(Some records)

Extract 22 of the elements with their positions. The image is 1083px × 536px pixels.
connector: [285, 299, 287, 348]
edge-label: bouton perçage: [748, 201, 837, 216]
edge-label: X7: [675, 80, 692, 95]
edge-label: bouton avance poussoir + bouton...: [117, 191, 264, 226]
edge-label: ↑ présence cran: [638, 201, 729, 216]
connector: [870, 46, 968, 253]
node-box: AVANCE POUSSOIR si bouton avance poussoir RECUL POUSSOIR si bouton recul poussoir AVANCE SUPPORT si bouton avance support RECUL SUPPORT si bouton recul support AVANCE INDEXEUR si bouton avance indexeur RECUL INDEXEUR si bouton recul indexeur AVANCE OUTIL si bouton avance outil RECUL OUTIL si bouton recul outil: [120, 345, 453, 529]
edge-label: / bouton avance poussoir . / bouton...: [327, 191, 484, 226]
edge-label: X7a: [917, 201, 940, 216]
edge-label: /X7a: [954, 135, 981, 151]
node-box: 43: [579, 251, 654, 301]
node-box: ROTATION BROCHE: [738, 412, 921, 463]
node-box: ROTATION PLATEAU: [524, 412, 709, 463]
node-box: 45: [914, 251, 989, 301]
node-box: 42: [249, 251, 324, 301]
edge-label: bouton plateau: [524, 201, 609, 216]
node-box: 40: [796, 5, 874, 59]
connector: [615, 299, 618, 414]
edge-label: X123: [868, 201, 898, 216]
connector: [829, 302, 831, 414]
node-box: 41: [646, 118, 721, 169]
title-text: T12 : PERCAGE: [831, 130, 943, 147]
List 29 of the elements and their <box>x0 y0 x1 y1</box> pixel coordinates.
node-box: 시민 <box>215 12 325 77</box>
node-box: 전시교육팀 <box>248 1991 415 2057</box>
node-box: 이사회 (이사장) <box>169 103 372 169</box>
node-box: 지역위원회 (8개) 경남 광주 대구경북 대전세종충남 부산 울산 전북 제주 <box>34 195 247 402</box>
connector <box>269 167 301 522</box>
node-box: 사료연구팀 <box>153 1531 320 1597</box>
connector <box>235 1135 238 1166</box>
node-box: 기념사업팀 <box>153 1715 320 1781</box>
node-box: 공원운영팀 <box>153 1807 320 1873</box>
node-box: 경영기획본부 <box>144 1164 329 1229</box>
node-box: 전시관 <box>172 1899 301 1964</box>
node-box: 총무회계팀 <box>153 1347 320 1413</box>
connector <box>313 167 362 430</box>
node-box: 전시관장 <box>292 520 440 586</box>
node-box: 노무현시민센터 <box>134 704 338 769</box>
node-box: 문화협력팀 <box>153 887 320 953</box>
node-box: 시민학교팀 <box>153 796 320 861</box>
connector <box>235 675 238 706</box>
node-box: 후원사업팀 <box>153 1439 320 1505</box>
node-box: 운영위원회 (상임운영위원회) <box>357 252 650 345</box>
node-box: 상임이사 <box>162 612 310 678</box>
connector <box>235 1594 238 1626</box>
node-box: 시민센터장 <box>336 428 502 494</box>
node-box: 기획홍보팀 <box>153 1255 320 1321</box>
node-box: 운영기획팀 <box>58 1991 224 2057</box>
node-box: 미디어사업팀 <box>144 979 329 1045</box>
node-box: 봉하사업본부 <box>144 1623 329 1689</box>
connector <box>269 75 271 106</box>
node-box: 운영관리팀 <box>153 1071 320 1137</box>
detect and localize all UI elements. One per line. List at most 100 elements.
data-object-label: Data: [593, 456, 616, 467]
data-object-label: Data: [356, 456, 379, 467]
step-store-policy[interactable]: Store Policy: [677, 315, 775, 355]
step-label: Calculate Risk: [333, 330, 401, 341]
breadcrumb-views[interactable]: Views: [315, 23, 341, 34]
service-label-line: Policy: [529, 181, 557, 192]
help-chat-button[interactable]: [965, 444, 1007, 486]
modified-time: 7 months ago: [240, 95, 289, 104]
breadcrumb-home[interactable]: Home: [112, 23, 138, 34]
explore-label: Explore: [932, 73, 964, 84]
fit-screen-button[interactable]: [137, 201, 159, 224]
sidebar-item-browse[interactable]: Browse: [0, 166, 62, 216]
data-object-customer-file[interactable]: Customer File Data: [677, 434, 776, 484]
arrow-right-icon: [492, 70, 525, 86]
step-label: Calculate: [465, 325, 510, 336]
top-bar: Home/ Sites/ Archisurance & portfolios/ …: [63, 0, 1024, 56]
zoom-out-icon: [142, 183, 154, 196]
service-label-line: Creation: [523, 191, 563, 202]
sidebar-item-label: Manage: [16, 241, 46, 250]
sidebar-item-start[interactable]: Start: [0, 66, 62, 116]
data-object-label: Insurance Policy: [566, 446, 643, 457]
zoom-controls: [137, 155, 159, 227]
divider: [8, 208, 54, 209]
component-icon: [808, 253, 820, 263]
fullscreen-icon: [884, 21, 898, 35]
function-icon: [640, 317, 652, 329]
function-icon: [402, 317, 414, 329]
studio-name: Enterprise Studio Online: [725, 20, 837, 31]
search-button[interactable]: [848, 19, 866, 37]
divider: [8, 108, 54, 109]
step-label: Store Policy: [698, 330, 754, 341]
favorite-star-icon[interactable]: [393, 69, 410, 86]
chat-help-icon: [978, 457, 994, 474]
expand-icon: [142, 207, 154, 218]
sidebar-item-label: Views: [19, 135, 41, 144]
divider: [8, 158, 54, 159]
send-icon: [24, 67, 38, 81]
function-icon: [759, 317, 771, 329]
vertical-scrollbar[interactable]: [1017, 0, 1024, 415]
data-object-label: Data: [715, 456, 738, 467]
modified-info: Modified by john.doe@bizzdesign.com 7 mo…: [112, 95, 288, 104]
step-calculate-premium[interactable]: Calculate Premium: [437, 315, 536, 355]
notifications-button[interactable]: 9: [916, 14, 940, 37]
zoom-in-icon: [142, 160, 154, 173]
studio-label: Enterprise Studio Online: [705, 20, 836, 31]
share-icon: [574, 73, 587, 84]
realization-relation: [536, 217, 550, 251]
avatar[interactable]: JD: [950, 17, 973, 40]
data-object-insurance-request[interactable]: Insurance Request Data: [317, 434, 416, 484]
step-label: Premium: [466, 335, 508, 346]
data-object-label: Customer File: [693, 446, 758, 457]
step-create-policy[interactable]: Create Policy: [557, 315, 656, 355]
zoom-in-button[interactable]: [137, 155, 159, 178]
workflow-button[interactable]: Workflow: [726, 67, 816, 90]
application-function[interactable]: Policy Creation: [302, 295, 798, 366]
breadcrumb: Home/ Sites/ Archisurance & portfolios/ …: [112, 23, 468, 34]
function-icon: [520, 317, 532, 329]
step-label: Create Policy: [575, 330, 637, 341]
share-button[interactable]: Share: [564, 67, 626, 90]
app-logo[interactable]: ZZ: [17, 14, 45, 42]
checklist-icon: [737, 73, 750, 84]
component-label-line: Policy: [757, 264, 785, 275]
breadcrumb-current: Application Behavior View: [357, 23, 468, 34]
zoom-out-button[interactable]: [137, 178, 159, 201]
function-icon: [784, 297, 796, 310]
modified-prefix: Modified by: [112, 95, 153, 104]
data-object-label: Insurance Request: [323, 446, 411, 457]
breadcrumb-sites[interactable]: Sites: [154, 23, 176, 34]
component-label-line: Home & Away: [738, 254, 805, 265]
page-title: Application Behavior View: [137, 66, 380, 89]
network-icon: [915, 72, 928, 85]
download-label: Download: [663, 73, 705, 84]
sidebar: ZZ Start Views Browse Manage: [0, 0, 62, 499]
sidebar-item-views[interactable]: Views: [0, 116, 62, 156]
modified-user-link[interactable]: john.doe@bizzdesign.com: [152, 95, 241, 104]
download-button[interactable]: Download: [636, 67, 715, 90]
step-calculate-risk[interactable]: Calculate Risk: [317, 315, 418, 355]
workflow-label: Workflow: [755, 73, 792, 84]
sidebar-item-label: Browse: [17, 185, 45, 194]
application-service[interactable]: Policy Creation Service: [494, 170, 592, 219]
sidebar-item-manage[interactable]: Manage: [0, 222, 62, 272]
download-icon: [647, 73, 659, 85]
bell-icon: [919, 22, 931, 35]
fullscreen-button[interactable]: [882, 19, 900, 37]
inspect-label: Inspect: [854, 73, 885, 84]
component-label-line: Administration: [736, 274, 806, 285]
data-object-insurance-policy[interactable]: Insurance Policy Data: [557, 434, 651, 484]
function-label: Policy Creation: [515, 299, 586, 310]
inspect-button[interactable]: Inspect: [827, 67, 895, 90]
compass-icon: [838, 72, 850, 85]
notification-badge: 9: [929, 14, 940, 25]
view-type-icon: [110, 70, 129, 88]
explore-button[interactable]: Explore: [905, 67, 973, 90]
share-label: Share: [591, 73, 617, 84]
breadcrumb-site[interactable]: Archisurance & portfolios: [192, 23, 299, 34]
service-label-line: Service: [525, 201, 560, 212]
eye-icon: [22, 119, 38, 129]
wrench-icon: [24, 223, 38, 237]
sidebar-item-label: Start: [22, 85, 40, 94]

YOUR OBJECTIVE: Copy the lines of the records verbatim, starting at the very first line and ending with the line containing "node-box: 사료연구팀 <box>153 1531 320 1597</box>", with that line included.

PROBLEM SOLUTION:
Extract 22 of the elements with their positions. The image is 1083px × 536px pixels.
connector: [285, 299, 287, 348]
edge-label: bouton perçage: [748, 201, 837, 216]
edge-label: X7: [675, 80, 692, 95]
edge-label: bouton avance poussoir + bouton...: [117, 191, 264, 226]
edge-label: ↑ présence cran: [638, 201, 729, 216]
connector: [870, 46, 968, 253]
node-box: AVANCE POUSSOIR si bouton avance poussoir RECUL POUSSOIR si bouton recul poussoir AVANCE SUPPORT si bouton avance support RECUL SUPPORT si bouton recul support AVANCE INDEXEUR si bouton avance indexeur RECUL INDEXEUR si bouton recul indexeur AVANCE OUTIL si bouton avance outil RECUL OUTIL si bouton recul outil: [120, 345, 453, 529]
edge-label: / bouton avance poussoir . / bouton...: [327, 191, 484, 226]
edge-label: X7a: [917, 201, 940, 216]
edge-label: /X7a: [954, 135, 981, 151]
node-box: 43: [579, 251, 654, 301]
node-box: ROTATION BROCHE: [738, 412, 921, 463]
node-box: ROTATION PLATEAU: [524, 412, 709, 463]
node-box: 45: [914, 251, 989, 301]
node-box: 42: [249, 251, 324, 301]
edge-label: bouton plateau: [524, 201, 609, 216]
node-box: 40: [796, 5, 874, 59]
connector: [615, 299, 618, 414]
edge-label: X123: [868, 201, 898, 216]
connector: [829, 302, 831, 414]
node-box: 41: [646, 118, 721, 169]
title-text: T12 : PERCAGE: [831, 130, 943, 147]
List 29 of the elements and their <box>x0 y0 x1 y1</box> pixel coordinates.
node-box: 시민 <box>215 12 325 77</box>
node-box: 전시교육팀 <box>248 1991 415 2057</box>
node-box: 이사회 (이사장) <box>169 103 372 169</box>
node-box: 지역위원회 (8개) 경남 광주 대구경북 대전세종충남 부산 울산 전북 제주 <box>34 195 247 402</box>
connector <box>269 167 301 522</box>
node-box: 사료연구팀 <box>153 1531 320 1597</box>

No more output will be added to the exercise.